STORED DATA |

^^^^

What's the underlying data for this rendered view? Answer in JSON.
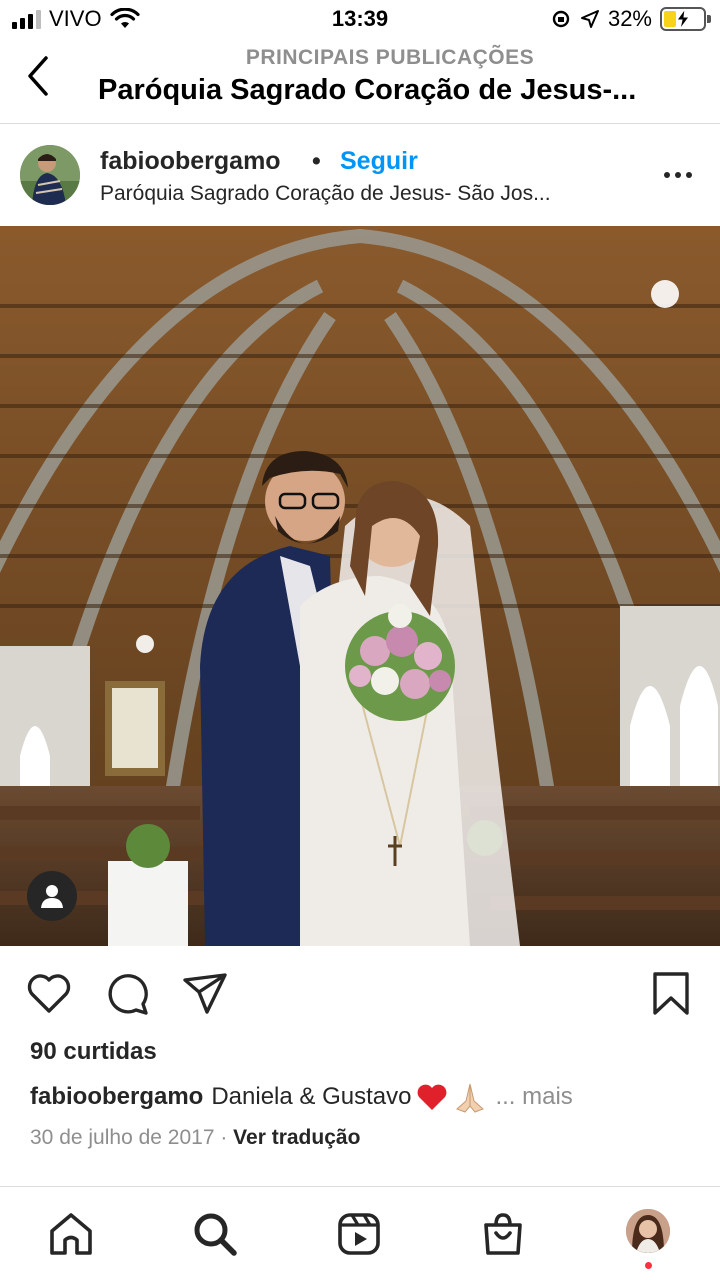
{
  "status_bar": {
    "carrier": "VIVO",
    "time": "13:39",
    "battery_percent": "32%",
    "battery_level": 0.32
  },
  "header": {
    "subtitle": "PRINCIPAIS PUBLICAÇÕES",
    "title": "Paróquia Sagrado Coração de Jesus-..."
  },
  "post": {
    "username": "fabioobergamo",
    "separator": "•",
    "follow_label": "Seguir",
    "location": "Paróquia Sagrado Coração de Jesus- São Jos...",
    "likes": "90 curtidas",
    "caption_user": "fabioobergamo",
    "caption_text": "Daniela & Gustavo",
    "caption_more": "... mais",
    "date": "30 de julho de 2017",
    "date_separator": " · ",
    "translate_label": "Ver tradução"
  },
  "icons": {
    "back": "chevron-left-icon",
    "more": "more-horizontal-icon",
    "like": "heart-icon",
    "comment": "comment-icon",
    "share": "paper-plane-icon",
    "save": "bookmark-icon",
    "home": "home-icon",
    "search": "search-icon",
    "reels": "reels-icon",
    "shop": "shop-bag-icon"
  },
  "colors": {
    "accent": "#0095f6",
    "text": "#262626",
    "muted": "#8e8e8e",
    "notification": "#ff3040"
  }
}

^^^^

Go through the lines above. Select every one that has the string "Coração".

EXERCISE RESPONSE |
    "title": "Paróquia Sagrado Coração de Jesus-..."
    "location": "Paróquia Sagrado Coração de Jesus- São Jos...",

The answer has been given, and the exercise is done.